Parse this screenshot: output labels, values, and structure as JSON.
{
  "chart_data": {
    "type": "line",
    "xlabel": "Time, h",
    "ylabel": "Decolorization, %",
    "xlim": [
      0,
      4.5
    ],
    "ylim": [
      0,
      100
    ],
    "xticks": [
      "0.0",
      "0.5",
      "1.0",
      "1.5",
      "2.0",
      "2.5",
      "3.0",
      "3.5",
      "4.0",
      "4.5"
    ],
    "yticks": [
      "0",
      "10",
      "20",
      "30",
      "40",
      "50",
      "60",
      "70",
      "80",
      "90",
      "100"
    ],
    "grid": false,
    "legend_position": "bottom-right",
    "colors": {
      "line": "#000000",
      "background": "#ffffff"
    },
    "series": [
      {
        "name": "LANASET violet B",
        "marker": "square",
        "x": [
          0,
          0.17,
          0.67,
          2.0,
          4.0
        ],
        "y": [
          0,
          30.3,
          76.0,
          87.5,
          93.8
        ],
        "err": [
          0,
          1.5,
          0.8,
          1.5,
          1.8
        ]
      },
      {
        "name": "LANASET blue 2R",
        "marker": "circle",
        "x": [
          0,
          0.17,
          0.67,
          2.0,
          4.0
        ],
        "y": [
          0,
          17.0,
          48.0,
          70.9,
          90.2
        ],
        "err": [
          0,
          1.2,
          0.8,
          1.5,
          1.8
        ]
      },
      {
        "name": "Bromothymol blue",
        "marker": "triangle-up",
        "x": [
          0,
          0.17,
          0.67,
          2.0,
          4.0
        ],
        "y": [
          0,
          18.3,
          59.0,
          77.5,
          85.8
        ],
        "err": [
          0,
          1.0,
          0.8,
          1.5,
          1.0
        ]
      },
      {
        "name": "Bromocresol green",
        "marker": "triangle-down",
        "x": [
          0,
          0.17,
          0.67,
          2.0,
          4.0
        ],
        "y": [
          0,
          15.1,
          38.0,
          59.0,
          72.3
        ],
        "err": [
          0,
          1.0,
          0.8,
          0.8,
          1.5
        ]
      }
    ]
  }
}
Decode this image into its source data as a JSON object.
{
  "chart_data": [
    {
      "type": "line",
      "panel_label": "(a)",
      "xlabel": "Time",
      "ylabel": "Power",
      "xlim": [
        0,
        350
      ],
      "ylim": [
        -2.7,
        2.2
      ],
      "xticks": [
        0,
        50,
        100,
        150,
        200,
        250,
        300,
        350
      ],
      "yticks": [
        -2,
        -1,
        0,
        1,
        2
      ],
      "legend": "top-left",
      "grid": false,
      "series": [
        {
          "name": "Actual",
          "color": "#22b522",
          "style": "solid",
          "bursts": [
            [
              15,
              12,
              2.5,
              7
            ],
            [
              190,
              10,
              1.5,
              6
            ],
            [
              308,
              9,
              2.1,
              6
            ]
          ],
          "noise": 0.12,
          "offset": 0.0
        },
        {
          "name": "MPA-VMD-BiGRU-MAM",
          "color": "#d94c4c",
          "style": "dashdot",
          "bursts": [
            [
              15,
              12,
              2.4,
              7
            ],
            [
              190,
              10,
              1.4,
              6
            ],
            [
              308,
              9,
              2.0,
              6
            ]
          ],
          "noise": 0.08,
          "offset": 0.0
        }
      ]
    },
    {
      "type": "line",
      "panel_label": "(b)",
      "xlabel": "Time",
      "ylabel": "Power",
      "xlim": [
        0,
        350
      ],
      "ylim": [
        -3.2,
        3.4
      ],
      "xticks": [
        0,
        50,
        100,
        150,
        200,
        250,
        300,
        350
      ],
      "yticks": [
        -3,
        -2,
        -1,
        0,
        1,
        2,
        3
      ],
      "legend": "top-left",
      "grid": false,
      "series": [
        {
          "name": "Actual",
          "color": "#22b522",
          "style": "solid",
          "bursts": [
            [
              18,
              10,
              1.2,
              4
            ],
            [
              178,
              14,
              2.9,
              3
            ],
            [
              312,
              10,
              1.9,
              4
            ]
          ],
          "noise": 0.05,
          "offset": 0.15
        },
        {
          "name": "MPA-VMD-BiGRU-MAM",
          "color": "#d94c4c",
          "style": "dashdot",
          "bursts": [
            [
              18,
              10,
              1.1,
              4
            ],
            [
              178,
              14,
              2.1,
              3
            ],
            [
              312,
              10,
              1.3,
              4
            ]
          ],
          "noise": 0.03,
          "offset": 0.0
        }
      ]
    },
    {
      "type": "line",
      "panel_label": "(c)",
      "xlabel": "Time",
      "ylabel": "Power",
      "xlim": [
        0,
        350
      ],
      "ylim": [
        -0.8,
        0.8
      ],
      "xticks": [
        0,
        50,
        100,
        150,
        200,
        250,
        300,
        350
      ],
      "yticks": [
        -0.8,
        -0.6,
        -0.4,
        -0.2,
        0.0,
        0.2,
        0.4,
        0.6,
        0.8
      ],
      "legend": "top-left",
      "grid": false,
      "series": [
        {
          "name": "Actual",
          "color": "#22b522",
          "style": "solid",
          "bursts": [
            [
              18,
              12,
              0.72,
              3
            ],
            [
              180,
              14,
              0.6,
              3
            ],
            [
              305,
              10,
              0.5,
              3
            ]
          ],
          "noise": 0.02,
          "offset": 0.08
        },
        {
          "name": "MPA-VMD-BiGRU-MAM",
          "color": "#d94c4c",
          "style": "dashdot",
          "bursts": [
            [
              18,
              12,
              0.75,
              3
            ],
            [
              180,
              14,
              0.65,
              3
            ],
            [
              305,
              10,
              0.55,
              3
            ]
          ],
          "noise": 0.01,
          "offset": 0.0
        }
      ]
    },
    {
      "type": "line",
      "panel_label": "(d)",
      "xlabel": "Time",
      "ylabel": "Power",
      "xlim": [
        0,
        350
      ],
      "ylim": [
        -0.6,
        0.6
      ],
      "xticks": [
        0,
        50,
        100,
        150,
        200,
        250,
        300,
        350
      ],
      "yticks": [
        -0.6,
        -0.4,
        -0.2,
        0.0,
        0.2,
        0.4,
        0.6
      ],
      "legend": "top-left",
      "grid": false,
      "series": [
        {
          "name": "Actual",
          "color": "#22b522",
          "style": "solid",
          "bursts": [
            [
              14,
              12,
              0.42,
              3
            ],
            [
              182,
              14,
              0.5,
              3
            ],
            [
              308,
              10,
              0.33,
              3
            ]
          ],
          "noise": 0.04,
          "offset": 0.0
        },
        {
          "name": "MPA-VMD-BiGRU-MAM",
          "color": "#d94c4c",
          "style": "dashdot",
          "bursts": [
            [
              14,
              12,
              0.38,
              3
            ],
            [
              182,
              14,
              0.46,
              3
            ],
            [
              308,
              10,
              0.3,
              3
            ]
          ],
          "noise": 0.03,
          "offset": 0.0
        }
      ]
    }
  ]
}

▶ EXERCISE BRIEF: Select every line in the material above where the string "this" occurs, and copy it.

▶ THE RESPONSE:
Parse this screenshot: output labels, values, and structure as JSON.
Decode this image into its source data as a JSON object.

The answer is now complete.